-- Start of STORED DATA --

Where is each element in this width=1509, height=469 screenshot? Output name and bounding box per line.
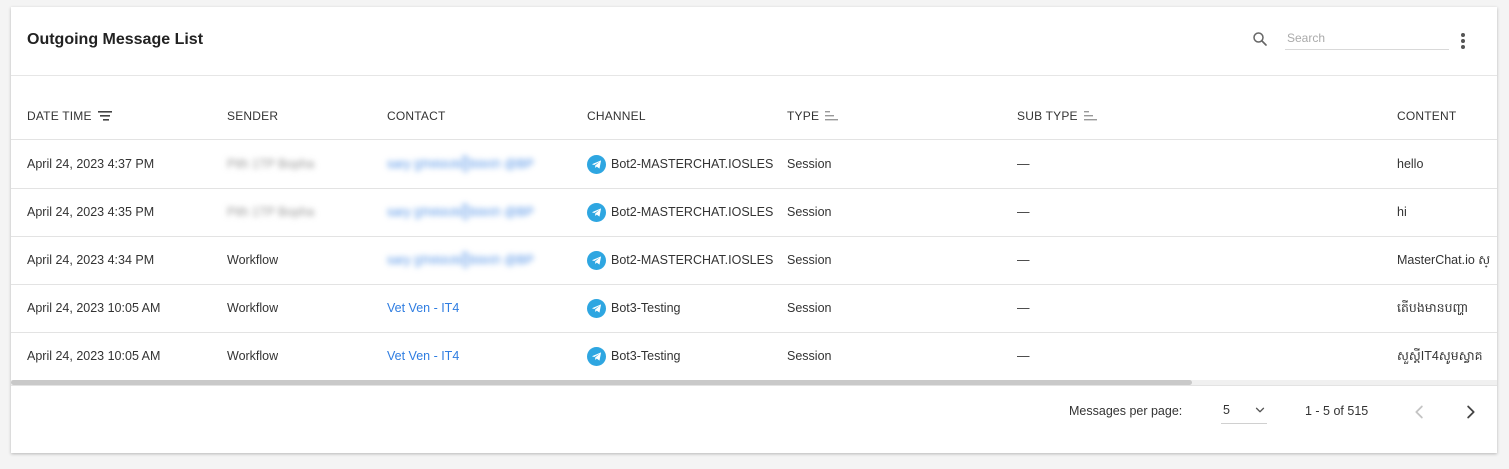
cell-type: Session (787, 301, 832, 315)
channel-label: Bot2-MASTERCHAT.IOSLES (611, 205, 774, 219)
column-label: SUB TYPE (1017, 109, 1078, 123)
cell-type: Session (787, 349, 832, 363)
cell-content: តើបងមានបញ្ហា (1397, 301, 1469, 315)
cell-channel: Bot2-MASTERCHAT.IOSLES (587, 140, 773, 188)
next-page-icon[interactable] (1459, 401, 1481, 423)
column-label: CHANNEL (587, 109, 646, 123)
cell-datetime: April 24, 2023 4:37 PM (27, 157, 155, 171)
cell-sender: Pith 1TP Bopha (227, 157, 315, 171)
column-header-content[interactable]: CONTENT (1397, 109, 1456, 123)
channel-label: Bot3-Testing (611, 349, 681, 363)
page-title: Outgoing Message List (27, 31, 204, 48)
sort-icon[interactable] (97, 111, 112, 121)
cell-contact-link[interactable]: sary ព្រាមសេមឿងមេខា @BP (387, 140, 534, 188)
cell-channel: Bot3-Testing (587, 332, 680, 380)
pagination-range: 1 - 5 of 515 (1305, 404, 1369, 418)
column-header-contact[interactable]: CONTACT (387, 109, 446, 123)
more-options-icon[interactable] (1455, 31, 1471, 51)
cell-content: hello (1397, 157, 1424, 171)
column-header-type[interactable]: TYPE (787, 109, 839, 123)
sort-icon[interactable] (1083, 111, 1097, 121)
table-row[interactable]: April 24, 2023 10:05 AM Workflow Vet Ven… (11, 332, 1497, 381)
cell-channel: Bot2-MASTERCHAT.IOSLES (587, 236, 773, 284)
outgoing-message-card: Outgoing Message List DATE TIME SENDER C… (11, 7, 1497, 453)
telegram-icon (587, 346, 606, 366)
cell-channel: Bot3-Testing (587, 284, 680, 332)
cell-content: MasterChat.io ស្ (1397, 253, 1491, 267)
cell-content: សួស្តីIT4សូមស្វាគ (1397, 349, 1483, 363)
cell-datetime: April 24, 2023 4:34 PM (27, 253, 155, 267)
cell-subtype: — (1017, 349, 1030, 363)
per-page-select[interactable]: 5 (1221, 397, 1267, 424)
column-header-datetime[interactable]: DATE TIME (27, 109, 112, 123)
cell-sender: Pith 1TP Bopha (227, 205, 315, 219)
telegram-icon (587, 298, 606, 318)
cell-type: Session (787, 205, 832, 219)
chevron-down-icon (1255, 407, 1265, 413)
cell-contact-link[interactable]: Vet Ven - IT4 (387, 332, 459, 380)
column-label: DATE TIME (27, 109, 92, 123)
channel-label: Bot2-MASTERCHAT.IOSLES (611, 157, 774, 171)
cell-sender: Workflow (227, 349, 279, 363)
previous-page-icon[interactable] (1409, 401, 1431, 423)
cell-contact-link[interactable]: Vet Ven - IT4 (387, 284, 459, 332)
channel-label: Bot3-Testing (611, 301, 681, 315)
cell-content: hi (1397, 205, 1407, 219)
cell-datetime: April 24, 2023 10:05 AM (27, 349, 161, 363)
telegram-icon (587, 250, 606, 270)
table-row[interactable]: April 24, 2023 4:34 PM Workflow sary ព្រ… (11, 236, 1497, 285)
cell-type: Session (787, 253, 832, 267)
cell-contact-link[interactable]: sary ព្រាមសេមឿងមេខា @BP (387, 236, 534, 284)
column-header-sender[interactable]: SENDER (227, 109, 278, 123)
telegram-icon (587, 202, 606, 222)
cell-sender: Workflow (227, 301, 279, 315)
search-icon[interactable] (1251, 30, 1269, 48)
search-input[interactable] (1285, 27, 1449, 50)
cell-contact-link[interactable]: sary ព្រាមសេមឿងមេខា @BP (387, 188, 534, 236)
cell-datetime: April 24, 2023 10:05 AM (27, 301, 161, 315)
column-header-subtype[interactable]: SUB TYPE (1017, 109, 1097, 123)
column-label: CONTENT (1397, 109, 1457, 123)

-- End of STORED DATA --

Select each line of the entries above that contains the string "search". Uppercase and lowercase letters count as different.

search-icon[interactable] (1251, 30, 1269, 48)
search-input[interactable] (1285, 27, 1449, 50)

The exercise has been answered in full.